:: Data provided ::

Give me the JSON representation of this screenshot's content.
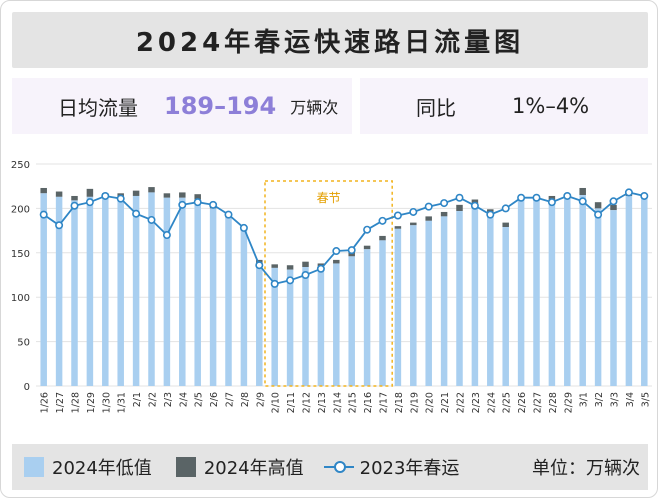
{
  "title": "2024年春运快速路日流量图",
  "stats": {
    "avg_label": "日均流量",
    "avg_value": "189–194",
    "avg_unit": "万辆次",
    "yoy_label": "同比",
    "yoy_value": "1%–4%"
  },
  "legend": {
    "low_2024": "2024年低值",
    "high_2024": "2024年高值",
    "line_2023": "2023年春运",
    "unit_note": "单位：万辆次"
  },
  "colors": {
    "low_bar": "#a9cff0",
    "high_bar": "#5a6466",
    "line": "#2f86c6",
    "highlight_border": "#f2b41f",
    "highlight_label": "#e39f00",
    "stat_value": "#8d7fd8"
  },
  "chart_data": {
    "type": "bar",
    "categories": [
      "1/26",
      "1/27",
      "1/28",
      "1/29",
      "1/30",
      "1/31",
      "2/1",
      "2/2",
      "2/3",
      "2/4",
      "2/5",
      "2/6",
      "2/7",
      "2/8",
      "2/9",
      "2/10",
      "2/11",
      "2/12",
      "2/13",
      "2/14",
      "2/15",
      "2/16",
      "2/17",
      "2/18",
      "2/19",
      "2/20",
      "2/21",
      "2/22",
      "2/23",
      "2/24",
      "2/25",
      "2/26",
      "2/27",
      "2/28",
      "2/29",
      "3/1",
      "3/2",
      "3/3",
      "3/4",
      "3/5"
    ],
    "series": [
      {
        "name": "2024年低值",
        "kind": "bar",
        "values": [
          217,
          213,
          209,
          213,
          215,
          212,
          214,
          218,
          212,
          212,
          210,
          200,
          190,
          175,
          137,
          133,
          131,
          134,
          132,
          138,
          146,
          154,
          164,
          177,
          181,
          186,
          191,
          197,
          203,
          196,
          179,
          211,
          209,
          209,
          213,
          215,
          200,
          198,
          214,
          213
        ]
      },
      {
        "name": "2024年高值",
        "kind": "bar",
        "values": [
          223,
          219,
          214,
          222,
          217,
          217,
          220,
          224,
          217,
          218,
          216,
          205,
          195,
          180,
          142,
          137,
          136,
          140,
          138,
          142,
          151,
          158,
          169,
          180,
          184,
          191,
          196,
          204,
          210,
          199,
          184,
          214,
          212,
          214,
          215,
          223,
          207,
          204,
          218,
          216
        ]
      },
      {
        "name": "2023年春运",
        "kind": "line",
        "values": [
          193,
          181,
          203,
          207,
          214,
          211,
          194,
          187,
          170,
          204,
          207,
          204,
          193,
          178,
          136,
          115,
          119,
          125,
          132,
          152,
          153,
          176,
          186,
          192,
          196,
          202,
          206,
          212,
          203,
          193,
          200,
          212,
          212,
          207,
          214,
          208,
          193,
          208,
          218,
          214
        ]
      }
    ],
    "xlabel": "",
    "ylabel": "",
    "ylim": [
      0,
      250
    ],
    "yticks": [
      0,
      50,
      100,
      150,
      200,
      250
    ],
    "grid": true,
    "highlight": {
      "label": "春节",
      "from": "2/10",
      "to": "2/17"
    },
    "legend_position": "bottom"
  }
}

:::

- **Exercise requirements**:
Excluding the pictures, restate the records above word for word.

- **Task response**:
Give me the JSON representation of this screenshot's content.
{
  "title": "2024年春运快速路日流量图",
  "stats": {
    "avg_label": "日均流量",
    "avg_value": "189–194",
    "avg_unit": "万辆次",
    "yoy_label": "同比",
    "yoy_value": "1%–4%"
  },
  "legend": {
    "low_2024": "2024年低值",
    "high_2024": "2024年高值",
    "line_2023": "2023年春运",
    "unit_note": "单位：万辆次"
  },
  "colors": {
    "low_bar": "#a9cff0",
    "high_bar": "#5a6466",
    "line": "#2f86c6",
    "highlight_border": "#f2b41f",
    "highlight_label": "#e39f00",
    "stat_value": "#8d7fd8"
  },
  "chart_data": {
    "type": "bar",
    "categories": [
      "1/26",
      "1/27",
      "1/28",
      "1/29",
      "1/30",
      "1/31",
      "2/1",
      "2/2",
      "2/3",
      "2/4",
      "2/5",
      "2/6",
      "2/7",
      "2/8",
      "2/9",
      "2/10",
      "2/11",
      "2/12",
      "2/13",
      "2/14",
      "2/15",
      "2/16",
      "2/17",
      "2/18",
      "2/19",
      "2/20",
      "2/21",
      "2/22",
      "2/23",
      "2/24",
      "2/25",
      "2/26",
      "2/27",
      "2/28",
      "2/29",
      "3/1",
      "3/2",
      "3/3",
      "3/4",
      "3/5"
    ],
    "series": [
      {
        "name": "2024年低值",
        "kind": "bar",
        "values": [
          217,
          213,
          209,
          213,
          215,
          212,
          214,
          218,
          212,
          212,
          210,
          200,
          190,
          175,
          137,
          133,
          131,
          134,
          132,
          138,
          146,
          154,
          164,
          177,
          181,
          186,
          191,
          197,
          203,
          196,
          179,
          211,
          209,
          209,
          213,
          215,
          200,
          198,
          214,
          213
        ]
      },
      {
        "name": "2024年高值",
        "kind": "bar",
        "values": [
          223,
          219,
          214,
          222,
          217,
          217,
          220,
          224,
          217,
          218,
          216,
          205,
          195,
          180,
          142,
          137,
          136,
          140,
          138,
          142,
          151,
          158,
          169,
          180,
          184,
          191,
          196,
          204,
          210,
          199,
          184,
          214,
          212,
          214,
          215,
          223,
          207,
          204,
          218,
          216
        ]
      },
      {
        "name": "2023年春运",
        "kind": "line",
        "values": [
          193,
          181,
          203,
          207,
          214,
          211,
          194,
          187,
          170,
          204,
          207,
          204,
          193,
          178,
          136,
          115,
          119,
          125,
          132,
          152,
          153,
          176,
          186,
          192,
          196,
          202,
          206,
          212,
          203,
          193,
          200,
          212,
          212,
          207,
          214,
          208,
          193,
          208,
          218,
          214
        ]
      }
    ],
    "xlabel": "",
    "ylabel": "",
    "ylim": [
      0,
      250
    ],
    "yticks": [
      0,
      50,
      100,
      150,
      200,
      250
    ],
    "grid": true,
    "highlight": {
      "label": "春节",
      "from": "2/10",
      "to": "2/17"
    },
    "legend_position": "bottom"
  }
}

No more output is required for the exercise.